> [What the exercise asks] Your answer should be a single number: the count of lines that include the word "tmax".

--- start of Extracted entries ---

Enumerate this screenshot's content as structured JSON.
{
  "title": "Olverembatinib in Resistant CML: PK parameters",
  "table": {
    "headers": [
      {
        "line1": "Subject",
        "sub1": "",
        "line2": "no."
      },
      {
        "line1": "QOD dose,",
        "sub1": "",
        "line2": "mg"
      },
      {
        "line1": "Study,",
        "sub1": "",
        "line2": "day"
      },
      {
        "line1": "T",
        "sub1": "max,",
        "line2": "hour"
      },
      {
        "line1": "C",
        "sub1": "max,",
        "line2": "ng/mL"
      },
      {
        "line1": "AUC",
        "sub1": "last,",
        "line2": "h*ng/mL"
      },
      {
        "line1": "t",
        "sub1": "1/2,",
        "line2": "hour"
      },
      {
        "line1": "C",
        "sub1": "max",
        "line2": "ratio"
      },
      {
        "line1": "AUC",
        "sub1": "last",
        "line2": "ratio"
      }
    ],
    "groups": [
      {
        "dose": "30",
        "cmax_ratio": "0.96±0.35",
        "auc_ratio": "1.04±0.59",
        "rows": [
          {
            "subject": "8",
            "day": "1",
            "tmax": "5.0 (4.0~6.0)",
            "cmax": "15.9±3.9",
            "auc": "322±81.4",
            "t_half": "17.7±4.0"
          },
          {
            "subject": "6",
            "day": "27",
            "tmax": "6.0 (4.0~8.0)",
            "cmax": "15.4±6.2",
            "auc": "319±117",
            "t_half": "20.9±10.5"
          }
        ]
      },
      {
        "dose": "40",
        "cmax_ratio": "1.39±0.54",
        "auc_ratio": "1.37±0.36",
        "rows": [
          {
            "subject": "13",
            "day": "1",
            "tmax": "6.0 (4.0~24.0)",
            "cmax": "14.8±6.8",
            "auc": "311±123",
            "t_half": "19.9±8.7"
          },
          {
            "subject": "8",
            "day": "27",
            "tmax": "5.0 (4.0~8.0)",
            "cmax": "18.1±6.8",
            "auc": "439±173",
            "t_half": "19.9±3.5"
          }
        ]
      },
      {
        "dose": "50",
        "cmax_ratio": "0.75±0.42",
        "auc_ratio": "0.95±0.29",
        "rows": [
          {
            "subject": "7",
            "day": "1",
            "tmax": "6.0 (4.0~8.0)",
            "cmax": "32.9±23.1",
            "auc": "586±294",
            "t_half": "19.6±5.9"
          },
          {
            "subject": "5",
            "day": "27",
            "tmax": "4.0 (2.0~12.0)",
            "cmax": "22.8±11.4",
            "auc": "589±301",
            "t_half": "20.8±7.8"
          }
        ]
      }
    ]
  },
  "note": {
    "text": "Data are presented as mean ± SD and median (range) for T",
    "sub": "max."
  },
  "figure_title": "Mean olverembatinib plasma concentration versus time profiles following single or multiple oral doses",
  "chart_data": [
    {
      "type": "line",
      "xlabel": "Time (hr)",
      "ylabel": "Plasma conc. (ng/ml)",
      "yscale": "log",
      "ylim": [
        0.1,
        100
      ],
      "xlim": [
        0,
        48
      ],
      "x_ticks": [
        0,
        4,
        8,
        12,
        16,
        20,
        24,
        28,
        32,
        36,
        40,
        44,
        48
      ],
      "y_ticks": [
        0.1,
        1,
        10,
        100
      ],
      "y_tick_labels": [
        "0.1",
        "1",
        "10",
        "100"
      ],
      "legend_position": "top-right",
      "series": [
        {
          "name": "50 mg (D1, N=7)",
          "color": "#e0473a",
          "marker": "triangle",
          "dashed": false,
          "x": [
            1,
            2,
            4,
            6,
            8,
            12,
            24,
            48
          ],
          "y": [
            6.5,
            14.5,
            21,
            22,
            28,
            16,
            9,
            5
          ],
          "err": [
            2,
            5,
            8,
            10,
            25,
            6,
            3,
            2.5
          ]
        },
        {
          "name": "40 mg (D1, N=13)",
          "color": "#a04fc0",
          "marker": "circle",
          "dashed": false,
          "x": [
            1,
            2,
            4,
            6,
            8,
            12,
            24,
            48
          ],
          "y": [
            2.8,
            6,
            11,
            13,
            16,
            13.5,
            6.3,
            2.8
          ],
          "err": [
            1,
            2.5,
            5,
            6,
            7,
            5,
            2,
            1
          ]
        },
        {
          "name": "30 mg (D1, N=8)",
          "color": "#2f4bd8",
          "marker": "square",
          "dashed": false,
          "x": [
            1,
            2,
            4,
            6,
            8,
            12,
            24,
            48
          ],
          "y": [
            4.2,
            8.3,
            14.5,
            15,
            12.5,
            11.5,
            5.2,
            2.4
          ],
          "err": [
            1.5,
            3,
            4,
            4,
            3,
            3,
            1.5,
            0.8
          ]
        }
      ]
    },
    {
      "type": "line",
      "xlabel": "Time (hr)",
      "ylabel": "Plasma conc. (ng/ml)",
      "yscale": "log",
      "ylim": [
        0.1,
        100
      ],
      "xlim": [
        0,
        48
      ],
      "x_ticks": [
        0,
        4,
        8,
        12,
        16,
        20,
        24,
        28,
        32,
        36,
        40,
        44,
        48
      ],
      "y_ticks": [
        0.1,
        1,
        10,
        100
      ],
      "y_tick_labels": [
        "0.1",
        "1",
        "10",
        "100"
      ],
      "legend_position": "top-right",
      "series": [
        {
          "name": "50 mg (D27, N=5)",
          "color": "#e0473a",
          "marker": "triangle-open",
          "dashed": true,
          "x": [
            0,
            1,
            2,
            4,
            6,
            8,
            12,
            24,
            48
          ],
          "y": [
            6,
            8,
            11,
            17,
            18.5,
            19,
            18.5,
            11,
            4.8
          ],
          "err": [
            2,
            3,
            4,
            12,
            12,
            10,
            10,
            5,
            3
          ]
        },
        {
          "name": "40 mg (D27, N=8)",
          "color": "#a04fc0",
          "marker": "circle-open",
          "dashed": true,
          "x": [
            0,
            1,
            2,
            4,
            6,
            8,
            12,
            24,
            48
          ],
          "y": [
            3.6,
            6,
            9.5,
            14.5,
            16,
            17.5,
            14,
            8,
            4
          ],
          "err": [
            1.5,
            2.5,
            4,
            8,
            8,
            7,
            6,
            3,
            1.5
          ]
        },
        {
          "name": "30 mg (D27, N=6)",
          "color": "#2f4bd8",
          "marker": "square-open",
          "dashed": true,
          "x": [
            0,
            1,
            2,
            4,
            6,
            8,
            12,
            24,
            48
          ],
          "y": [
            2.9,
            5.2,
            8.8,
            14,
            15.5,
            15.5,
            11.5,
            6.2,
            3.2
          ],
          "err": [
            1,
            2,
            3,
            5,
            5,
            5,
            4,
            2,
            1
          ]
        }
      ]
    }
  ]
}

--- end of Extracted entries ---

> [Completed task] 6